| PROBLEM SET |
**A)** Answer these questions using the passage on AI's water and energy use.
(i) How much water did Google's data centres consume in 2022?
(ii) At which university is Shaolei Ren a researcher?
(iii) What data centre capacity is India expected to reach by 2027?
**B)** In the passage on AI's water and energy use, shorten the paragraph beginning "In countries like India" while keeping its main facts.
**C)** Carry the passage on AI's water and energy use forward from its final sentence.

| PASSAGE PROVIDED |
Google’s own sustainability data shows that its data centres consumed more than 5.6 billion gallons of water in 2022 used mostly to cool AI servers. This is equivalent to the annual water intake of 15-20 million people. Apart from water, electricity consumption by data centres is also going to take up a substantial share—4.5% of the global consumption by 2030, according to SemiAnalysis.

“AI is becoming one of the most resource-intensive parts of the tech sector,” says Shaolei Ren, a researcher on AI and energy at the University of California, Riverside. “Its emissions are on track to rival, even exceed, the public health impacts of road transport emissions in major US states by 2030.”

AI and India

In countries like India, the stakes are even higher. The AI infrastructure boom is unfolding atop already fragile energy and water systems. The country’s data centre capacity is expected to grow 77% by 2027 from the current levels, reaching 1.8 GW, according to global real estate services firm JLL.

Metropolitan cities like Mumbai, Bengaluru, Delhi, Chennai have emerged as key hubs, many of which are already grappling with water scarcity. “We’ve seen this elsewhere,” says Ren. “In Chile, Spain, and Arizona, communities have protested against data centres hoarding water during droughts.”

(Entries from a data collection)
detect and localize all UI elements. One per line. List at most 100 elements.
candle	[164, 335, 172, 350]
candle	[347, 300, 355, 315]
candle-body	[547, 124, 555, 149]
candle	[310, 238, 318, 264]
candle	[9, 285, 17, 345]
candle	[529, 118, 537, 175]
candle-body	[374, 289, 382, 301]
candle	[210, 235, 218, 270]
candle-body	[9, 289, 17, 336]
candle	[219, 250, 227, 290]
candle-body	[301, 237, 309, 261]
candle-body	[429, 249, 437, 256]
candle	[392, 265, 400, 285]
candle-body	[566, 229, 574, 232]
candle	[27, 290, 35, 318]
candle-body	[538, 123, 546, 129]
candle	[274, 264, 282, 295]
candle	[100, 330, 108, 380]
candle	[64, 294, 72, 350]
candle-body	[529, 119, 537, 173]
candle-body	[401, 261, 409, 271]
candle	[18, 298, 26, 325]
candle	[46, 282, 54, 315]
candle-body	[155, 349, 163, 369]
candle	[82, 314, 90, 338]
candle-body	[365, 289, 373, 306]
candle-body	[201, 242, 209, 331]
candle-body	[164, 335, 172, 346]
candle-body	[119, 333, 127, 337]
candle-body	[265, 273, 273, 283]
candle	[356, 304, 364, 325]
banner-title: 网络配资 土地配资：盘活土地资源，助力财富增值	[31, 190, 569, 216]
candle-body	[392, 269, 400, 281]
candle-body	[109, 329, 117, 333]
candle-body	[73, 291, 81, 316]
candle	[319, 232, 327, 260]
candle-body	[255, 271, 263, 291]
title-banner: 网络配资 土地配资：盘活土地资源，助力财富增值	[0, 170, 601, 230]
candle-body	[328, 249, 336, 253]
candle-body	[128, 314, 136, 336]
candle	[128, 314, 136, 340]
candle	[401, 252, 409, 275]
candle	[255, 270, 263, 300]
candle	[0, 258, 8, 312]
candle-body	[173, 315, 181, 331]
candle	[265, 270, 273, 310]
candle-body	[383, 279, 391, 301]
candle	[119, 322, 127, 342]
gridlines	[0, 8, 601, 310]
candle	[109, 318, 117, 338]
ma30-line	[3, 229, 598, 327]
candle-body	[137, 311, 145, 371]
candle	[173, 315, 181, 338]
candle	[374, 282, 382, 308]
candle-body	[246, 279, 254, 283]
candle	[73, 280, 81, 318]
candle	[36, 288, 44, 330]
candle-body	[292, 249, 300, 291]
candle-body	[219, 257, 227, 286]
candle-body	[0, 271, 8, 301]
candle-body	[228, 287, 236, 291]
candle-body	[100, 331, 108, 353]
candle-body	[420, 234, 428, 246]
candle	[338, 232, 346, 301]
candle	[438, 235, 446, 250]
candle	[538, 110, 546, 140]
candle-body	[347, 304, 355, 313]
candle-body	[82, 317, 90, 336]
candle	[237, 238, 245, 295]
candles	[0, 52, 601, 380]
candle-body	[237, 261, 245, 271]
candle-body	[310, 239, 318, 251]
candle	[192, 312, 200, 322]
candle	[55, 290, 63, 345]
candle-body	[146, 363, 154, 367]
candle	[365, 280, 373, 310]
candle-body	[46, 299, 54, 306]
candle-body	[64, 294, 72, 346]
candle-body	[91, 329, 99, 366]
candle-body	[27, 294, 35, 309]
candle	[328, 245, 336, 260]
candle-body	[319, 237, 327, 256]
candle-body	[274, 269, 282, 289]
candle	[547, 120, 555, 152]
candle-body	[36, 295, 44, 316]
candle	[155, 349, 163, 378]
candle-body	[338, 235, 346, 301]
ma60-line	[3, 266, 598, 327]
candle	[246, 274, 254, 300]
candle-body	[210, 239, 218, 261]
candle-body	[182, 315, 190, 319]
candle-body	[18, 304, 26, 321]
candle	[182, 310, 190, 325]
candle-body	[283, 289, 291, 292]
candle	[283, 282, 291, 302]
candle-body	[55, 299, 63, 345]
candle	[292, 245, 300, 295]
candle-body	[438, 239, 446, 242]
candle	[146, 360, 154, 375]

| RESULTS IN ORDER |
**A)**
(i) More than 5.6 billion gallons.
(ii) The University of California, Riverside.
(iii) 1.8 GW.

**B)** India's stakes are higher because its AI infrastructure boom sits on already fragile energy and water systems. According to the global real estate services firm JLL, the country's data centre capacity is expected to grow 77% from current levels to reach 1.8 GW by 2027.

**C)**
However, despite the risks, the usage of AI has become a part of life globally. Nearly 80% of ChatGPT users in India say they use it on a daily or weekly basis. As of mid-2025, ChatGPT alone processed over 2.5 billion prompts per day, a 150% jump from late 2024.

Around 35% of these prompts are for work or productivity tasks, 22% for coding, 18% for education, and 15% for content creation. According to Dr. Mohammed Atiqul Islam, assistant professor of computer science and engineering at the University of Texas, with AI addressing millions of queries from millions of users, inference (process input data and generate an output) ends up dominating the total energy consumption at the data centres.

Opting out is increasingly difficult as AI usage becomes ubiquitous and institutionally embedded. In 2024, 78% of organizations globally used AI in at least one business function, up from 55% the year before, according to a report by McKinsey and Company in March this year.

In India alone, 87% of GDP sectors are already using AI at the ‘enthusiast’ or ‘expert’ level, a 2024 Nasscom report showed. In fact, AI adoption rate is the highest in the country at 59%, closely followed by the UAE (58%), an analysis by Forbes Advisor India showed.

AI is also becoming increasingly entrenched in the public sphere, driven by the Indian government’s growing adoption of the technology. The AI Competency Framework launched in April 2025 is now training over 3.1 million civil servants in ethical and context-aware AI deployment.

AI-enabled MyGov Helpdesk on WhatsApp handled over 36 million citizen queries during Covid, while state-level AI chatbots like IRCTC’s AskDISHA and NPCI’s PAi are now embedded in public service delivery. Yet, only five Indian states have formal AI policies, exposing governance gaps despite widespread usage.

What’s the fix?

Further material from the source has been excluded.